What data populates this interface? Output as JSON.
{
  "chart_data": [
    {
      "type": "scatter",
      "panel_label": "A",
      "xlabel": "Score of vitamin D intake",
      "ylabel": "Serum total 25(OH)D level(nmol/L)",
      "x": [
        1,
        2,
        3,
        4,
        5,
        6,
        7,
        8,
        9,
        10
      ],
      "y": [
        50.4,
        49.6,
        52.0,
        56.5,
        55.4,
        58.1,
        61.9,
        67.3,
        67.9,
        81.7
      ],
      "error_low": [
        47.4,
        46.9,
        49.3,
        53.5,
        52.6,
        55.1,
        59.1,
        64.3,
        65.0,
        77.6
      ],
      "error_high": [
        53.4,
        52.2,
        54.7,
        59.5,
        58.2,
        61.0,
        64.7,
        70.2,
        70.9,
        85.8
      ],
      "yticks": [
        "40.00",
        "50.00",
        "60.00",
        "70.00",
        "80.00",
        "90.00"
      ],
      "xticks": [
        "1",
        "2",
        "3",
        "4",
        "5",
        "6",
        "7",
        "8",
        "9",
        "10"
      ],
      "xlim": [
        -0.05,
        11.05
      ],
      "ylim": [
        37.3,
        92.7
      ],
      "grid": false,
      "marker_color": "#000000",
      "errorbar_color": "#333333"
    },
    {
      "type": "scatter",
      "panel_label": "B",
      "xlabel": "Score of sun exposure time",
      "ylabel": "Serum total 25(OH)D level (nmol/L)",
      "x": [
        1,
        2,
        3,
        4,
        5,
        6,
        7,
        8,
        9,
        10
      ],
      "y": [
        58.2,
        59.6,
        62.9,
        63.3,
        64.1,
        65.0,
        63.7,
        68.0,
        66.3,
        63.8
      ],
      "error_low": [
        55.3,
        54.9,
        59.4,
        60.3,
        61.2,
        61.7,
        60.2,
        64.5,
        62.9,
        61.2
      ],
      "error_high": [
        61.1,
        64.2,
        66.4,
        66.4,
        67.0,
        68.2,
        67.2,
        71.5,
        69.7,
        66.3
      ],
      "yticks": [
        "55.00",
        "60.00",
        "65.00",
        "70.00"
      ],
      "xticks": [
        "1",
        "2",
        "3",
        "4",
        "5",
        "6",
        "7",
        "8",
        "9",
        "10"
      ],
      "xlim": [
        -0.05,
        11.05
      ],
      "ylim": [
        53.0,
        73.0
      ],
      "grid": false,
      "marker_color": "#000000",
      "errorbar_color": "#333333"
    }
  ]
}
**********
Task directions –
Calculate how many lines of the material include the string "Serum", and state that number by itself.

The result –
2